Using the listing below, copy every line that mentions "JSON".

═════ Data to use

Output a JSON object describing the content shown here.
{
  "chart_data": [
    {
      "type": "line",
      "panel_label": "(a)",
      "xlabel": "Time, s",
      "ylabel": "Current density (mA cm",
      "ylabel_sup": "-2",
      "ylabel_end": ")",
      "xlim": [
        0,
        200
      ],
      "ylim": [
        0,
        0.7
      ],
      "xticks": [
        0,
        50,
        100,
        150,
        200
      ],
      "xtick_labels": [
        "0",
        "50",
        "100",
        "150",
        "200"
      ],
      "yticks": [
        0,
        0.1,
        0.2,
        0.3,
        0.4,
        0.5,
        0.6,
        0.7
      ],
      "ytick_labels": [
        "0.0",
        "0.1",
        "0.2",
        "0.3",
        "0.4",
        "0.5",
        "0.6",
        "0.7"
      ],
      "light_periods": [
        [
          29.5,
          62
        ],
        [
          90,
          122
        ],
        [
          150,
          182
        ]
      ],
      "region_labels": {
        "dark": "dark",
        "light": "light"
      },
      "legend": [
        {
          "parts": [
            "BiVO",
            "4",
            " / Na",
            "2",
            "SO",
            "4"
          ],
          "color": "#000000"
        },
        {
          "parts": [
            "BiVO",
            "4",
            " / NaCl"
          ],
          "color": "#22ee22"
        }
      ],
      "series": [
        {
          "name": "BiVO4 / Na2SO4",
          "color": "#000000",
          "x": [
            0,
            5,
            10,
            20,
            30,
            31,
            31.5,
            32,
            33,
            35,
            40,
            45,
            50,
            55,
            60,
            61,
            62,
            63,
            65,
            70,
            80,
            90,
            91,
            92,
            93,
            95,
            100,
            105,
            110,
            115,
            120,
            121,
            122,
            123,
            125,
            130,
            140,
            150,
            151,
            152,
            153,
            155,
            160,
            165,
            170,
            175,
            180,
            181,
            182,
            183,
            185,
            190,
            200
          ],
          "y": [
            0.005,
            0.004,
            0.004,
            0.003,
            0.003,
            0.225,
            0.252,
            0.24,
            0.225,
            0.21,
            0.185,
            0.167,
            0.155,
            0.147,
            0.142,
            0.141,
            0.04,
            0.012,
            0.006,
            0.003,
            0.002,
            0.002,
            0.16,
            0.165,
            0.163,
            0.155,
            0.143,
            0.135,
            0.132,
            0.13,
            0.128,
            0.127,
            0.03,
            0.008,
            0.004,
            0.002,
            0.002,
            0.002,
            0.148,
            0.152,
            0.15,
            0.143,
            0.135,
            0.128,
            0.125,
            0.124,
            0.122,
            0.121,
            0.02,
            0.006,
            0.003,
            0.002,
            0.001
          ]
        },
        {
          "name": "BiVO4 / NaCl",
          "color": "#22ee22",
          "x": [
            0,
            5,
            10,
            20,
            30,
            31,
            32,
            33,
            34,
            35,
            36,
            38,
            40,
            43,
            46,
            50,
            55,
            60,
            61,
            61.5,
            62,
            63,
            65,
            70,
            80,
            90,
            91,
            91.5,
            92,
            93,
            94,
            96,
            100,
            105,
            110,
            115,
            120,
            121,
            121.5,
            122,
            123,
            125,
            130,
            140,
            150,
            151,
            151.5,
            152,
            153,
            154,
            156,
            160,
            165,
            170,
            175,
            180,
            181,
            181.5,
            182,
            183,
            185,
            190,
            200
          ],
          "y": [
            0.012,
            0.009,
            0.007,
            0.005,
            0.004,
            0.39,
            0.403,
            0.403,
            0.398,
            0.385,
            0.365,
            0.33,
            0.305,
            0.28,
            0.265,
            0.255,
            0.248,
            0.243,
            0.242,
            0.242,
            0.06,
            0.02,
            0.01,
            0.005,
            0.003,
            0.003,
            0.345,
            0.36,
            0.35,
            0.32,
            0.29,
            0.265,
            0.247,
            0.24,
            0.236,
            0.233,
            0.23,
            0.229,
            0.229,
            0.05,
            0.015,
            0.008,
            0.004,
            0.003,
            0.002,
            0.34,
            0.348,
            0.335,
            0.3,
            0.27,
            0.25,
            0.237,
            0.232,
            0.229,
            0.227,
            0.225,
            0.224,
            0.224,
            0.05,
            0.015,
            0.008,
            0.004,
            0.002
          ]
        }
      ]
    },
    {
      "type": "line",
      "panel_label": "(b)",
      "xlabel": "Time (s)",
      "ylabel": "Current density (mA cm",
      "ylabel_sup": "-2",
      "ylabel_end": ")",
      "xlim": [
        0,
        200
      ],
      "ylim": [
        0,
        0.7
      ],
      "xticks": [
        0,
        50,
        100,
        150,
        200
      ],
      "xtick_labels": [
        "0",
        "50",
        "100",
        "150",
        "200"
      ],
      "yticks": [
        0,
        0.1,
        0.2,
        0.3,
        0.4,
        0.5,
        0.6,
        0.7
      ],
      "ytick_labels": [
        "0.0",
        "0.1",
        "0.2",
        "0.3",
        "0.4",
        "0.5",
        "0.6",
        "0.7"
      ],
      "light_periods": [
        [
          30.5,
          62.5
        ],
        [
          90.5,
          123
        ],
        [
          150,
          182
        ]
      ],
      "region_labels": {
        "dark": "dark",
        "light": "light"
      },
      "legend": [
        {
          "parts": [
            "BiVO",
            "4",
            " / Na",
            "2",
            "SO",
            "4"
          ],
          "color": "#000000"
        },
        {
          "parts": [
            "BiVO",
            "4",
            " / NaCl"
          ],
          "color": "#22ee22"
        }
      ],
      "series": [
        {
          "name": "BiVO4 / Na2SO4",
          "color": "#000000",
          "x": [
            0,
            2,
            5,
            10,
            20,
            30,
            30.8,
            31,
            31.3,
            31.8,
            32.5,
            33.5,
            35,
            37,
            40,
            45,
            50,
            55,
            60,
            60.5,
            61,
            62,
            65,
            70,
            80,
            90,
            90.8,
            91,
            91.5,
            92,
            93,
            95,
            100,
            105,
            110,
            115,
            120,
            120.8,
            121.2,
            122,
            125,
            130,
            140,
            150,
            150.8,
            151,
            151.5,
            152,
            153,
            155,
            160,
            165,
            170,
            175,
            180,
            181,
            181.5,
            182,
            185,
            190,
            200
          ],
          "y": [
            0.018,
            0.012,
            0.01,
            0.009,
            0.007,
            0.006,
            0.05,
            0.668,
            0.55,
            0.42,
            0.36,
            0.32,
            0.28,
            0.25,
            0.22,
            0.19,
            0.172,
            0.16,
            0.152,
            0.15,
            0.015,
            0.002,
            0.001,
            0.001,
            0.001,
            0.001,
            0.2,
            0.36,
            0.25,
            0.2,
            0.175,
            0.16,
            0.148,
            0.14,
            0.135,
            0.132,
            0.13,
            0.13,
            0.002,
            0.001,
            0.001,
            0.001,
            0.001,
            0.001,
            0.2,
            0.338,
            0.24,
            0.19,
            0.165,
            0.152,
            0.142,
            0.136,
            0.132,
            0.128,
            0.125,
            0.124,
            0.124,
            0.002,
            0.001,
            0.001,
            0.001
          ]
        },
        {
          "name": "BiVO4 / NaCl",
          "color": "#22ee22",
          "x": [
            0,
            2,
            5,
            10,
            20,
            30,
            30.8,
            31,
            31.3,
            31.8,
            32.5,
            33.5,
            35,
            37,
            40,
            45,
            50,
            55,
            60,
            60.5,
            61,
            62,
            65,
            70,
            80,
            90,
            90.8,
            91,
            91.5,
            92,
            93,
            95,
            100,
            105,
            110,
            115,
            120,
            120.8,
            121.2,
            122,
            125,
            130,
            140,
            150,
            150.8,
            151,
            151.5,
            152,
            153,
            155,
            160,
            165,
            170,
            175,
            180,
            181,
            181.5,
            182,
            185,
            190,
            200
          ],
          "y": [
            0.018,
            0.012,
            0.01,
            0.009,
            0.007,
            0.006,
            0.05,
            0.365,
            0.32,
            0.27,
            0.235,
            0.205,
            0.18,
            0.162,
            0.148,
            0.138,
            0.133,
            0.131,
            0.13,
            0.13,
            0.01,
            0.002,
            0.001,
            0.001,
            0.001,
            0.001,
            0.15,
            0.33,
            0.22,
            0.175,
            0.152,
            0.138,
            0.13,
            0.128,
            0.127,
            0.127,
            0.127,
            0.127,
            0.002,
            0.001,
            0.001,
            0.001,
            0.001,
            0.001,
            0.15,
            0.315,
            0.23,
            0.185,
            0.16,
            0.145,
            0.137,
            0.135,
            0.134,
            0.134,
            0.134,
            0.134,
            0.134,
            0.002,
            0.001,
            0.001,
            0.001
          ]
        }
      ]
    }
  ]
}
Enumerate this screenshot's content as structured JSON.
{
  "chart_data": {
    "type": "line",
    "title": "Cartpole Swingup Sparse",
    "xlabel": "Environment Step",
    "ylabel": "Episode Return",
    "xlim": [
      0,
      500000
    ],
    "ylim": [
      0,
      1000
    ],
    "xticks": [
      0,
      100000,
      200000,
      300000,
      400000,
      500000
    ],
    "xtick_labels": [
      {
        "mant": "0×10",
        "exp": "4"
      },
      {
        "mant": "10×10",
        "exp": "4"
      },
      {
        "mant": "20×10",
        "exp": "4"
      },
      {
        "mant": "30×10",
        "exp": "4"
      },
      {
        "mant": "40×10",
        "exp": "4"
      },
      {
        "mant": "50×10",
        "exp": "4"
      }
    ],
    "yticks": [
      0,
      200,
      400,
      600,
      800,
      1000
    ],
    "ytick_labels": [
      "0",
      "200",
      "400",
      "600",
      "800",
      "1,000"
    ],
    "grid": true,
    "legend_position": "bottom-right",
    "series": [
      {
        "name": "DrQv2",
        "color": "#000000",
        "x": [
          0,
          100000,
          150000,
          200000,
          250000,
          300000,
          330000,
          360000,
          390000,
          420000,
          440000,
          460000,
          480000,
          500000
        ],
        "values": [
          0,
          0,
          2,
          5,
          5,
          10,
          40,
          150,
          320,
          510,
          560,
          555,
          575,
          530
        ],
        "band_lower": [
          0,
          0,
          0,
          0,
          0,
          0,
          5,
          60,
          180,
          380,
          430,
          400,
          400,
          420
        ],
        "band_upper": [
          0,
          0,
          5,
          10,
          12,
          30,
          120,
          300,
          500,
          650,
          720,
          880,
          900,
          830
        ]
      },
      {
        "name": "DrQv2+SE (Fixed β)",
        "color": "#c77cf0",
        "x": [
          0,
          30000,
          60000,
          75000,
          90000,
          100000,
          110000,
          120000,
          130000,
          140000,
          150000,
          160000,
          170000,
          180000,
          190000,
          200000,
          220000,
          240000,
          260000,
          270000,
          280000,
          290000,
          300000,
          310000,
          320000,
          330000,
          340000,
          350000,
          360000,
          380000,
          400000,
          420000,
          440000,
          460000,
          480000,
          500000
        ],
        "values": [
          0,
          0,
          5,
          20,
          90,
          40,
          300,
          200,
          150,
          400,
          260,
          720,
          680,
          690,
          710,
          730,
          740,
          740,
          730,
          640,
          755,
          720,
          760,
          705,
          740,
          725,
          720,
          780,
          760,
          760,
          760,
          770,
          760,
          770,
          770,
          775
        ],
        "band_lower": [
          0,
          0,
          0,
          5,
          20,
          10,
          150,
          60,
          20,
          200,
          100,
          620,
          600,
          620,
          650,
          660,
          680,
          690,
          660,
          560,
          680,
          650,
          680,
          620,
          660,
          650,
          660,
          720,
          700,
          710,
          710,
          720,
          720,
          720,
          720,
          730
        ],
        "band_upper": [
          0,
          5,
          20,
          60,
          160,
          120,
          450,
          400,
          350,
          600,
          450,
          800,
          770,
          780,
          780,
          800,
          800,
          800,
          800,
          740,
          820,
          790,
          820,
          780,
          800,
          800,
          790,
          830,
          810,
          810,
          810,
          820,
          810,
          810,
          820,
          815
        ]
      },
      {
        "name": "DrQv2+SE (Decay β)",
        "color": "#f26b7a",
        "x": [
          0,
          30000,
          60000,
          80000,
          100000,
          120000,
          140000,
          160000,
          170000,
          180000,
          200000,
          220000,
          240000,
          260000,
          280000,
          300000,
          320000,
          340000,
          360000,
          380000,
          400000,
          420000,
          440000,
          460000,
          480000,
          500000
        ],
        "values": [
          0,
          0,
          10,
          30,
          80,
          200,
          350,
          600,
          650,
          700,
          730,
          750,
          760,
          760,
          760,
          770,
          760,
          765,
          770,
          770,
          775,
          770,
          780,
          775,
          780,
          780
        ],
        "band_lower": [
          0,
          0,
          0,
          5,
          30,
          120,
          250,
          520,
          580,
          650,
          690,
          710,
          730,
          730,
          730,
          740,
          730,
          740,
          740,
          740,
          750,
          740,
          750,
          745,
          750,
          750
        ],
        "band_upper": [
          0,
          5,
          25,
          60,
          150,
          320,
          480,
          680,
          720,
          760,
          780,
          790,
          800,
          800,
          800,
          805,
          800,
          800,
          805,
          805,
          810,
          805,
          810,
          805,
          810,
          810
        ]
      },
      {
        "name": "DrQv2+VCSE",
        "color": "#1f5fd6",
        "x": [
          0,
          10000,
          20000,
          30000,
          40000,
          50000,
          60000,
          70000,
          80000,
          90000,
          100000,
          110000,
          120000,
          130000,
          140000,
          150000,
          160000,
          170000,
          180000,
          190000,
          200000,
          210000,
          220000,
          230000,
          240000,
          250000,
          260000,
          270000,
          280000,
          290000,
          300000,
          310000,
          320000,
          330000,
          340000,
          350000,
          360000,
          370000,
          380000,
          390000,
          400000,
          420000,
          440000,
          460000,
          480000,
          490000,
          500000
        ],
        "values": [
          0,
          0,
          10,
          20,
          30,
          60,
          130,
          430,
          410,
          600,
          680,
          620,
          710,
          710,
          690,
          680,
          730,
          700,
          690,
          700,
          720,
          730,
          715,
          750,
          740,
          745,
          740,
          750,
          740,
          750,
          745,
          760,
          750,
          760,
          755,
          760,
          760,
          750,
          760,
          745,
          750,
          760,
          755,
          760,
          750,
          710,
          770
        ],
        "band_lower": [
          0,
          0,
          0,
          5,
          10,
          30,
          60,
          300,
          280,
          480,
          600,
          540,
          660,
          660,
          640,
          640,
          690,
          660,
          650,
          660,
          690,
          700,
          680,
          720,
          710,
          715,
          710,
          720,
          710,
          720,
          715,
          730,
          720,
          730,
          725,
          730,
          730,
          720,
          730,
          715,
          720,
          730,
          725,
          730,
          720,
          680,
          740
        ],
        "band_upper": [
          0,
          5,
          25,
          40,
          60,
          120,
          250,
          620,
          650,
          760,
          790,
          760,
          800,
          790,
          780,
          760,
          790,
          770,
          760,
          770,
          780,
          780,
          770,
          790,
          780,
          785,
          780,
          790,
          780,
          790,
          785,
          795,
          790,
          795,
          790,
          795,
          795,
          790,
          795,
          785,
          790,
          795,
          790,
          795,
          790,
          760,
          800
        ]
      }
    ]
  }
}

══════════

Result below:
Output a JSON object describing the content shown here.
Enumerate this screenshot's content as structured JSON.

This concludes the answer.